TASK DESCRIPTION:
Restate the data below word for word. Skip any images it contains.

Data items:
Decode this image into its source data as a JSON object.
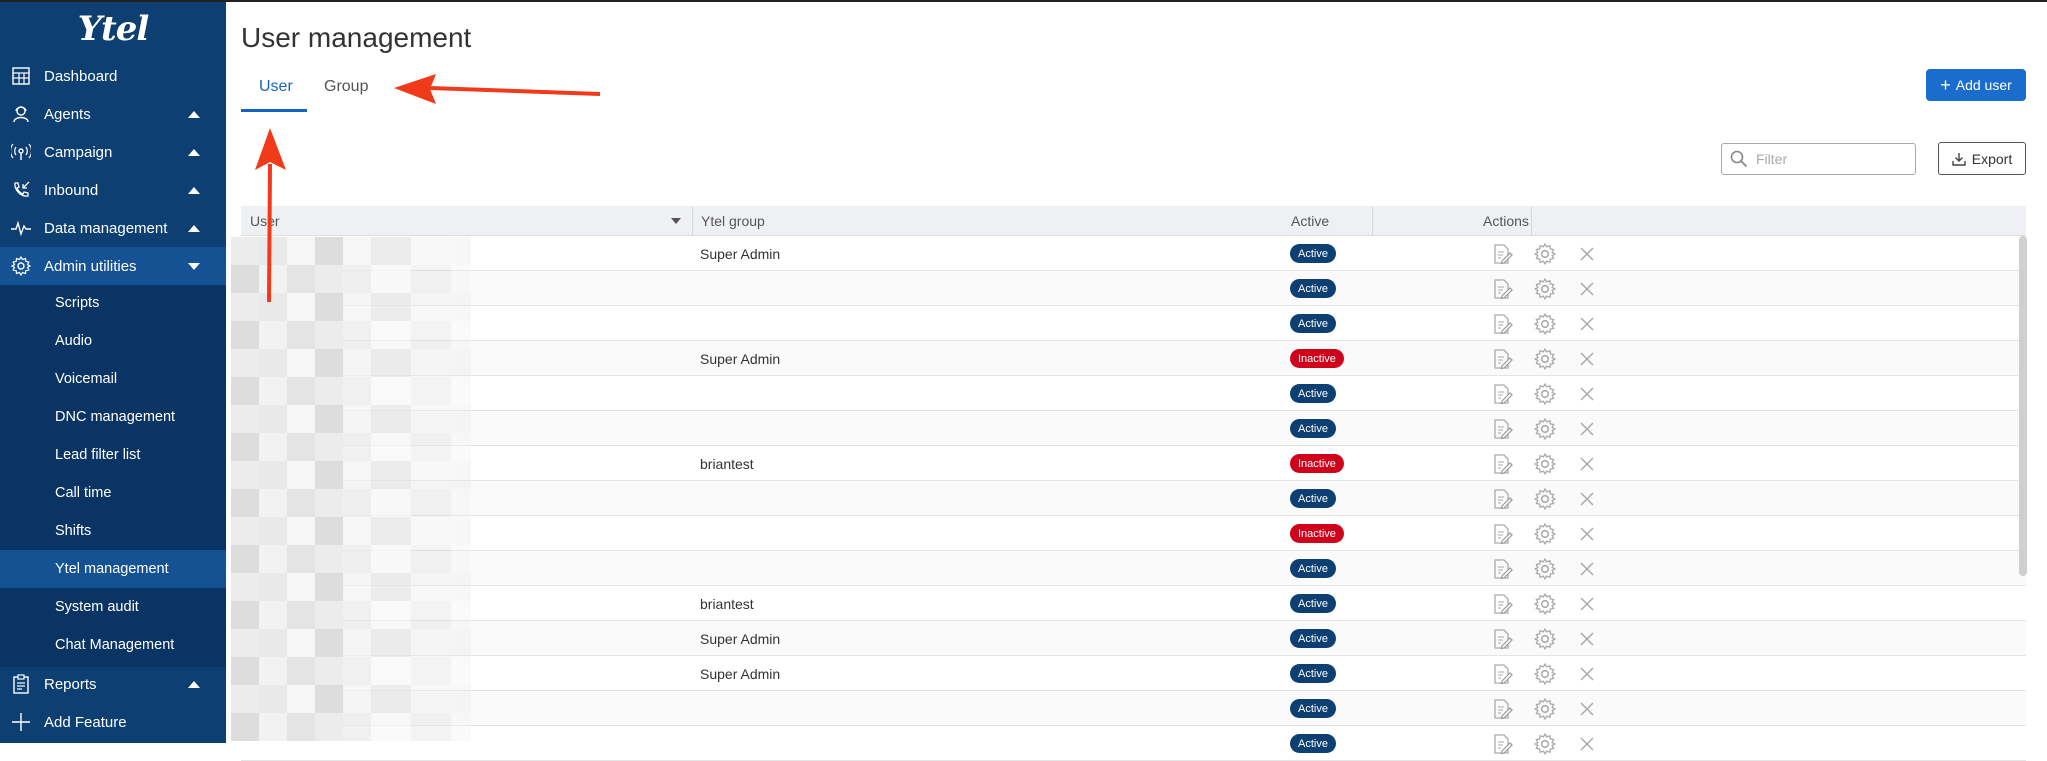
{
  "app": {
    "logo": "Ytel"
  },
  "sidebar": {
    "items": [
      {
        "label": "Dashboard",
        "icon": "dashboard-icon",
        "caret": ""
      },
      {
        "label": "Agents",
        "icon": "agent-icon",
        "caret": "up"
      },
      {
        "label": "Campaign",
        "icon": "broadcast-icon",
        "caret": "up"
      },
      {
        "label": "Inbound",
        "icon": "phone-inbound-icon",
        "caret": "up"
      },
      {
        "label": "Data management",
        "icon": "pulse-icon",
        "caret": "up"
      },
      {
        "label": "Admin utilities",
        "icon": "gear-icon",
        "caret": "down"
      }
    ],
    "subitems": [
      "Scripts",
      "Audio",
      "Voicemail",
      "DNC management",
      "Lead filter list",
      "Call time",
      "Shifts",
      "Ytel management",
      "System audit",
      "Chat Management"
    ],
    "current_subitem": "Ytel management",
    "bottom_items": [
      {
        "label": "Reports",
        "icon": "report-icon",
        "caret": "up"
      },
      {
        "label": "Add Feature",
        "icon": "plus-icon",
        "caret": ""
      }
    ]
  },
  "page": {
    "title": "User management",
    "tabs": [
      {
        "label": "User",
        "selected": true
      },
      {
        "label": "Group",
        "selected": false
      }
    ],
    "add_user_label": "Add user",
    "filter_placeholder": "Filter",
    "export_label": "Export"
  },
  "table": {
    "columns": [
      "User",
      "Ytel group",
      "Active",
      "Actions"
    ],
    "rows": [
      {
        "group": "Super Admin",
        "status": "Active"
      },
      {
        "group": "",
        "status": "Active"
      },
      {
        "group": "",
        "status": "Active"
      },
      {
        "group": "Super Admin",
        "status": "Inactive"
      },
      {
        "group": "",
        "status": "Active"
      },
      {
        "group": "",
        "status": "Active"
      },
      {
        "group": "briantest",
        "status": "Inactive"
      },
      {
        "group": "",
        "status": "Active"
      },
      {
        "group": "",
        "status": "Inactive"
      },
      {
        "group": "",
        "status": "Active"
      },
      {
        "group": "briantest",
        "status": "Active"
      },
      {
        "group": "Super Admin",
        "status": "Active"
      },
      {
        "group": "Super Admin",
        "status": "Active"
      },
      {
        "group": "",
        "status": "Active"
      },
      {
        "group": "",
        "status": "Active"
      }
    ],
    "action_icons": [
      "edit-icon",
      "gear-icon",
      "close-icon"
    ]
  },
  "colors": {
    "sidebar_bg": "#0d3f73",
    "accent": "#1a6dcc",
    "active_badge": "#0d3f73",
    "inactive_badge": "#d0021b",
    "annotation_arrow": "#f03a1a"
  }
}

PROBLEM SOLUTION:
Decode this image into its source data as a JSON object.
{
  "app": {
    "logo": "Ytel"
  },
  "sidebar": {
    "items": [
      {
        "label": "Dashboard",
        "icon": "dashboard-icon",
        "caret": ""
      },
      {
        "label": "Agents",
        "icon": "agent-icon",
        "caret": "up"
      },
      {
        "label": "Campaign",
        "icon": "broadcast-icon",
        "caret": "up"
      },
      {
        "label": "Inbound",
        "icon": "phone-inbound-icon",
        "caret": "up"
      },
      {
        "label": "Data management",
        "icon": "pulse-icon",
        "caret": "up"
      },
      {
        "label": "Admin utilities",
        "icon": "gear-icon",
        "caret": "down"
      }
    ],
    "subitems": [
      "Scripts",
      "Audio",
      "Voicemail",
      "DNC management",
      "Lead filter list",
      "Call time",
      "Shifts",
      "Ytel management",
      "System audit",
      "Chat Management"
    ],
    "current_subitem": "Ytel management",
    "bottom_items": [
      {
        "label": "Reports",
        "icon": "report-icon",
        "caret": "up"
      },
      {
        "label": "Add Feature",
        "icon": "plus-icon",
        "caret": ""
      }
    ]
  },
  "page": {
    "title": "User management",
    "tabs": [
      {
        "label": "User",
        "selected": true
      },
      {
        "label": "Group",
        "selected": false
      }
    ],
    "add_user_label": "Add user",
    "filter_placeholder": "Filter",
    "export_label": "Export"
  },
  "table": {
    "columns": [
      "User",
      "Ytel group",
      "Active",
      "Actions"
    ],
    "rows": [
      {
        "group": "Super Admin",
        "status": "Active"
      },
      {
        "group": "",
        "status": "Active"
      },
      {
        "group": "",
        "status": "Active"
      },
      {
        "group": "Super Admin",
        "status": "Inactive"
      },
      {
        "group": "",
        "status": "Active"
      },
      {
        "group": "",
        "status": "Active"
      },
      {
        "group": "briantest",
        "status": "Inactive"
      },
      {
        "group": "",
        "status": "Active"
      },
      {
        "group": "",
        "status": "Inactive"
      },
      {
        "group": "",
        "status": "Active"
      },
      {
        "group": "briantest",
        "status": "Active"
      },
      {
        "group": "Super Admin",
        "status": "Active"
      },
      {
        "group": "Super Admin",
        "status": "Active"
      },
      {
        "group": "",
        "status": "Active"
      },
      {
        "group": "",
        "status": "Active"
      }
    ],
    "action_icons": [
      "edit-icon",
      "gear-icon",
      "close-icon"
    ]
  },
  "colors": {
    "sidebar_bg": "#0d3f73",
    "accent": "#1a6dcc",
    "active_badge": "#0d3f73",
    "inactive_badge": "#d0021b",
    "annotation_arrow": "#f03a1a"
  }
}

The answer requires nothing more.